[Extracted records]
%%

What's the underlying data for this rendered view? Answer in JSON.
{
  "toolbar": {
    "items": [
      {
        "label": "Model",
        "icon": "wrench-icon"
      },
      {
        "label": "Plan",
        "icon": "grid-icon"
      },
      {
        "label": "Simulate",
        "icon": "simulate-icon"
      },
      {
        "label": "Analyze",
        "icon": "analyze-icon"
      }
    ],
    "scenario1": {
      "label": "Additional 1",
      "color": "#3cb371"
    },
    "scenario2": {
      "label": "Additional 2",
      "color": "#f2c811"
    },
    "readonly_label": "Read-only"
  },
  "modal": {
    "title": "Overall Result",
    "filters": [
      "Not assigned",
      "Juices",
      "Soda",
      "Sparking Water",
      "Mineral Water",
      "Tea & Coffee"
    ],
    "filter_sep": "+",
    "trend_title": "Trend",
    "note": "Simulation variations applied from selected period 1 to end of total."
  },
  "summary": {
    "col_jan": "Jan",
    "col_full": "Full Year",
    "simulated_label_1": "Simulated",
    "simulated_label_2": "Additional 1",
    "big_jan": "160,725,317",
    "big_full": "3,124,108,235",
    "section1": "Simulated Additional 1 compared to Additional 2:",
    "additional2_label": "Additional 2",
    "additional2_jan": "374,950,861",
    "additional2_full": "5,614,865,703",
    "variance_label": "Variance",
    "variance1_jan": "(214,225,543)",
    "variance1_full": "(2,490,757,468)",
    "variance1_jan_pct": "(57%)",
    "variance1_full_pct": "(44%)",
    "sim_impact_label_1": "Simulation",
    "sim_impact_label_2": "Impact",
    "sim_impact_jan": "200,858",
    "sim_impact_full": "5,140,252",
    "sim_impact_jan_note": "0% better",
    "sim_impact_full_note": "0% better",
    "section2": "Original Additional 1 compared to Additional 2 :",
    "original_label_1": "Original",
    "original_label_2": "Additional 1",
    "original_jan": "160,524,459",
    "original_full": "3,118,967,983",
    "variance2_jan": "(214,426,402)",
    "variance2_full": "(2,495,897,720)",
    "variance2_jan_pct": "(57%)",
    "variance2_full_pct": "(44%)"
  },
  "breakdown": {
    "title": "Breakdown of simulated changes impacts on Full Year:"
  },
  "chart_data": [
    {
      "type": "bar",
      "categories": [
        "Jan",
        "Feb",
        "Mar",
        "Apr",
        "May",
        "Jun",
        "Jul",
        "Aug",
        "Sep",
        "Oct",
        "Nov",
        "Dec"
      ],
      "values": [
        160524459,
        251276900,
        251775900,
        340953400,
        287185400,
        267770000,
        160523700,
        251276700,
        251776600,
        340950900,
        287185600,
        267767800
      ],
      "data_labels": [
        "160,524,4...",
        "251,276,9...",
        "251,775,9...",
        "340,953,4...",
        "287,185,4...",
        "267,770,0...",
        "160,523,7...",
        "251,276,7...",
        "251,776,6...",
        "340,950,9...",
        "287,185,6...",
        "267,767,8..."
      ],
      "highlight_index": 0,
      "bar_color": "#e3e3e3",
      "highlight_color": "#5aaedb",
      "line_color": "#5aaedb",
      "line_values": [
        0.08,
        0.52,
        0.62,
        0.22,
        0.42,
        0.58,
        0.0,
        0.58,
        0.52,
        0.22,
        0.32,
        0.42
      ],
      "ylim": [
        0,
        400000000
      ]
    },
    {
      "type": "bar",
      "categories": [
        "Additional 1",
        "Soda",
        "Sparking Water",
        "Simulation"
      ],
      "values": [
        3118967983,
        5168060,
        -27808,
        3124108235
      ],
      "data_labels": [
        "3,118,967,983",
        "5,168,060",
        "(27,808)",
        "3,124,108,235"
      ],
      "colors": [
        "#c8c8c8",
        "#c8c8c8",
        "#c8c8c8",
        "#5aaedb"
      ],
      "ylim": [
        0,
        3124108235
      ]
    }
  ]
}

%%

## Exercise
Pick out every line above that contains the word "better" and copy it.

## The output
    "sim_impact_jan_note": "0% better",
    "sim_impact_full_note": "0% better",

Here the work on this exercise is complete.